| SOURCE TEXT |
I finished some stack of questions and I appreciate is somebody could verify my answers, most of them are kinda easy and I feel as I repeated the definitions this is where I have troubles because I have the feeling of circularity (as usual) in my arguments.

Here are my attempts.

$(1)$ Let $(a_n)_{n=m}^{\infty}$ be a sequence of real numbers, such that $\,a_{n+1}>a_{n}$ for each $n$. Prove that whenever $n,m\in \mathbb{N}$ such that $m>n$ then we have $a_m>a_n$.

This exercise is specially obvious but sometimes in this I have more troubles with the argumentation.

Proof: Suppose $\,a_{k+1}>a_{k}$ for each $k,\,$ let $\, n < m$ where $n,m\in \mathbb{N}$ and we may assume by the sake of the contradiction that $a_m \le a_n$. We set $m= n+1$ which is possible since $\,n+1 \le m$. Then $\,a_{n+1} \le a_n$ contradicting our assumption. Hence $\,a_m > a_n$ for $\, m > n$, as desired.

$(2)$ Let $(a_n)_{n=m}^{\infty}$ be a sequence of real numbers, let $c$ be a real number and let $m' \ge m$ be an integer. Show that $(a_n)_{n=m}^{\infty}$ converges to $C \iff$ $(a_n)_{n=m'}^{\infty}$ converges to $c$.

| SUPPLIED MATERIAL |
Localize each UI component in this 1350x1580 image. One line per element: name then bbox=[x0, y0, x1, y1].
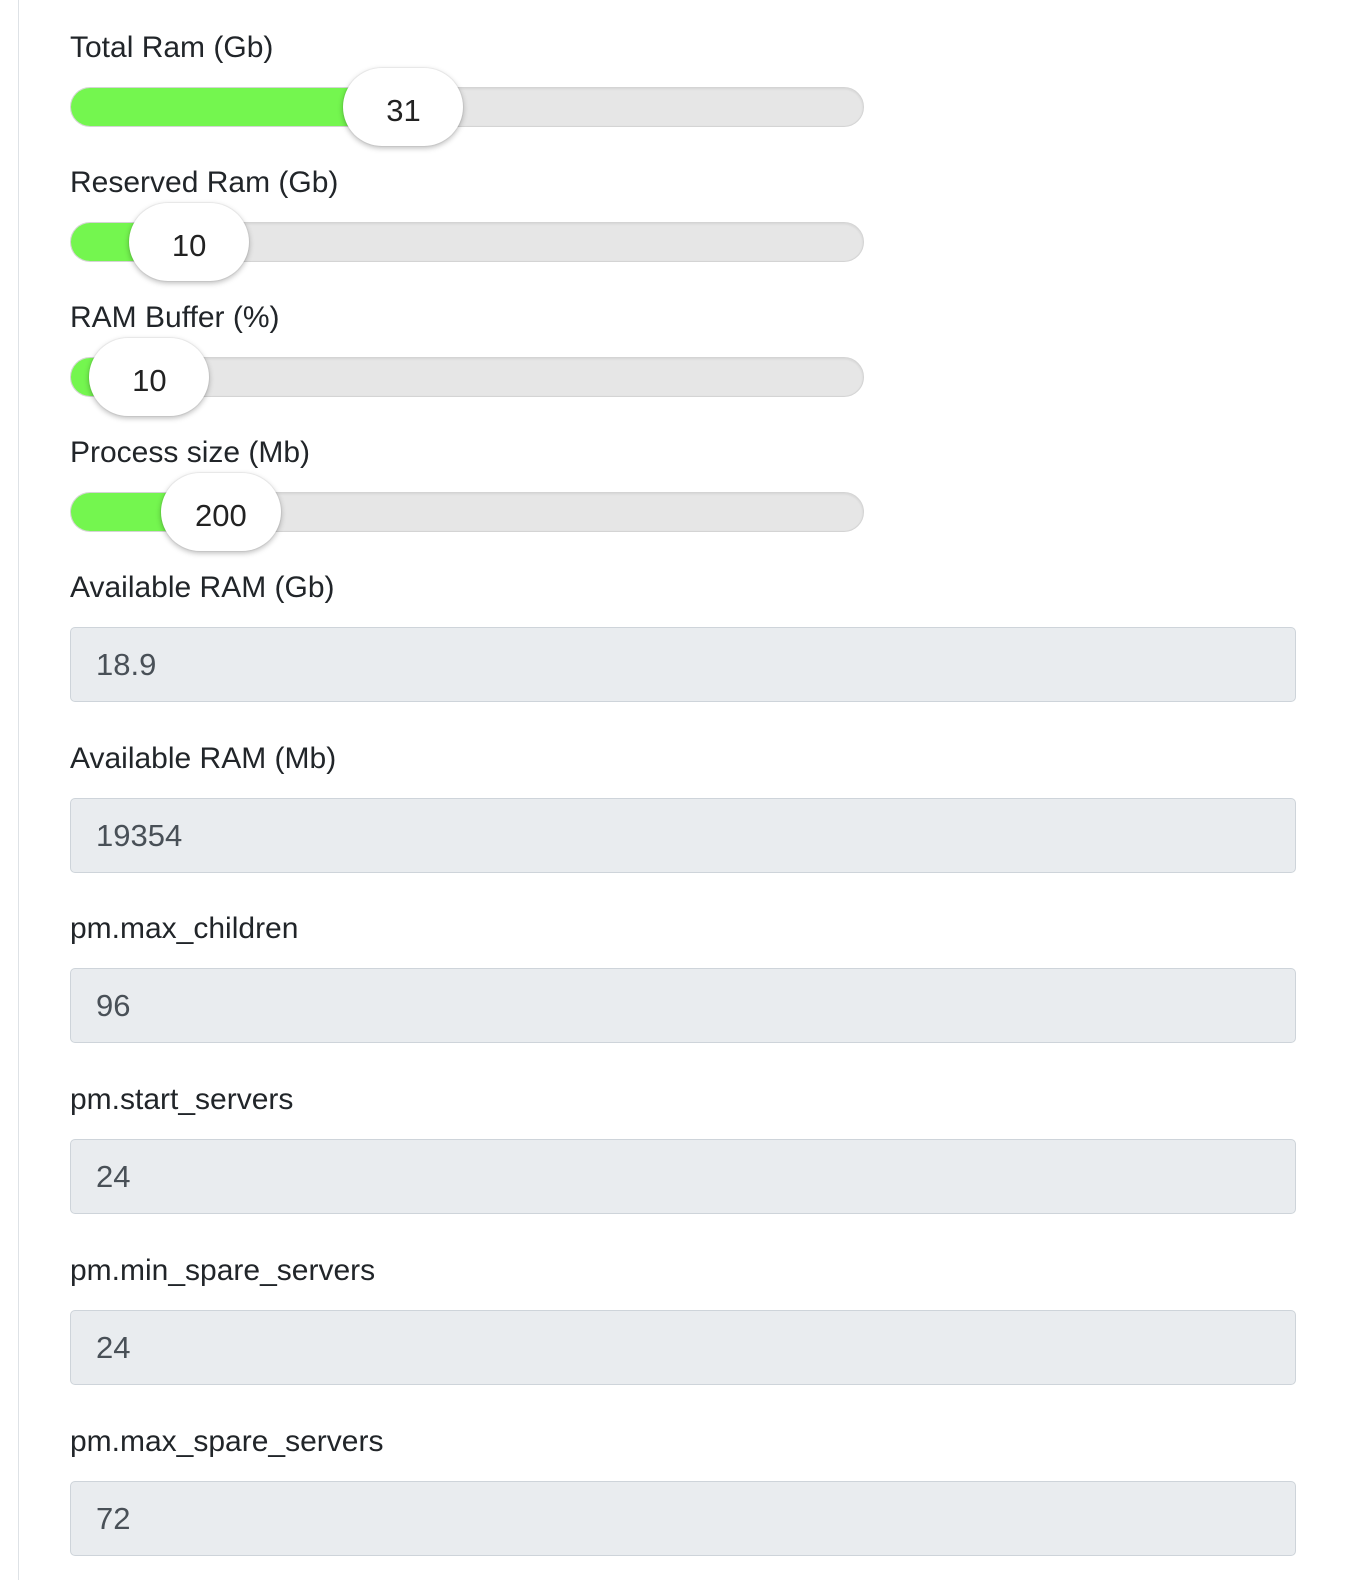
max-children-label: pm.max_children bbox=[70, 912, 299, 945]
slider-value: 10 bbox=[171, 228, 207, 263]
available-ram-gb-field[interactable]: 18.9 bbox=[70, 627, 1296, 702]
total-ram-slider[interactable]: 31 bbox=[70, 68, 864, 146]
ram-buffer-slider[interactable]: 10 bbox=[70, 338, 864, 416]
max-spare-servers-field[interactable]: 72 bbox=[70, 1481, 1296, 1556]
min-spare-servers-label: pm.min_spare_servers bbox=[70, 1254, 376, 1287]
page-left-border bbox=[0, 0, 19, 1580]
start-servers-field[interactable]: 24 bbox=[70, 1139, 1296, 1214]
max-spare-servers-label: pm.max_spare_servers bbox=[70, 1425, 384, 1458]
reserved-ram-slider[interactable]: 10 bbox=[70, 203, 864, 281]
slider-value: 31 bbox=[386, 93, 421, 128]
ram-buffer-label: RAM Buffer (%) bbox=[70, 301, 280, 334]
slider-handle[interactable]: 31 bbox=[343, 68, 464, 146]
reserved-ram-label: Reserved Ram (Gb) bbox=[70, 166, 339, 199]
slider-handle[interactable]: 200 bbox=[160, 473, 281, 551]
slider-track[interactable] bbox=[70, 87, 864, 127]
process-size-label: Process size (Mb) bbox=[70, 436, 311, 469]
slider-handle[interactable]: 10 bbox=[89, 338, 210, 416]
available-ram-mb-label: Available RAM (Mb) bbox=[70, 742, 337, 775]
process-size-slider[interactable]: 200 bbox=[70, 473, 864, 551]
available-ram-mb-field[interactable]: 19354 bbox=[70, 798, 1296, 873]
start-servers-label: pm.start_servers bbox=[70, 1083, 294, 1116]
slider-value: 10 bbox=[132, 363, 167, 398]
slider-handle[interactable]: 10 bbox=[129, 203, 250, 281]
max-children-field[interactable]: 96 bbox=[70, 968, 1296, 1043]
min-spare-servers-field[interactable]: 24 bbox=[70, 1310, 1296, 1385]
total-ram-label: Total Ram (Gb) bbox=[70, 31, 274, 64]
slider-value: 200 bbox=[194, 498, 247, 533]
available-ram-gb-label: Available RAM (Gb) bbox=[70, 571, 335, 604]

| SET EXERCISE |
Extend the post on proofs about sequences of real numbers, picking up immediately after its final sentence and keeping its notation and voice.

| RESPONSE |
Proof:

($\Rightarrow$) Suppose $(a_n)_{n=m}^{\infty}$ converges to $c$. Let $\,\epsilon>0\,$ be an arbitrary positive real number. Then there exists a $N\ge m$ such that $\,d(a_n,c)\le \epsilon$ for each $n \ge N$. We set $M:= max(N,m')$. Thus, the sequence $(a_n)_{n=m'}^{\infty}$ is eventually $\epsilon$-close to $c$; this is, for all $n \ge M$ we have $\,d(a_n,c)\le \epsilon$ where $M\ge m'$. Since $\epsilon>0$ was arbitrary it follows that $(a_n)_{n=m'}^{\infty}$ is eventually $\epsilon$-close to $c$ for each $\epsilon$, i.e., $(a_n)_{n=m'}^{\infty}$ converges to $c$ as desired.

($\Leftarrow$) Now suppose $(a_n)_{n=m'}^{\infty}$ converges to $c$. Let $\,\epsilon>0\,$ be an arbitrary positive real number. Then there exists a $N\ge m'$ such that $\,d(a_n,c)\le \epsilon$ for each $n \ge N$. Since $N \ge m'\ge m$, so $N\ge m$ and $\,d(a_n,c)\le \epsilon$. Hence the sequence $(a_n)_{n=m}^{\infty}$ is eventually $\epsilon$-close to $c$ to any arbitrary $\epsilon$.

$(3)$ Let $(a_n)_{n=m}^{\infty}$ be a sequence of real numbers, let c be a real number and let $k \ge 0$ be a non-negative integer. Show that $(a_n)_{n=m}^{\infty}$ converges to $C \iff$ $(a_{n+k})_{n=m}^{\infty}$ converges to $c$.

Proof: Since $(a_{n+k})_{n=m}^{\infty}$ is equivalent to $(a_{n})_{n=m'}^{\infty}$ where $m' = m+k$ the result follows from (2).

So, do you think is correct the manner as I proved that exercises. Thanks as usual.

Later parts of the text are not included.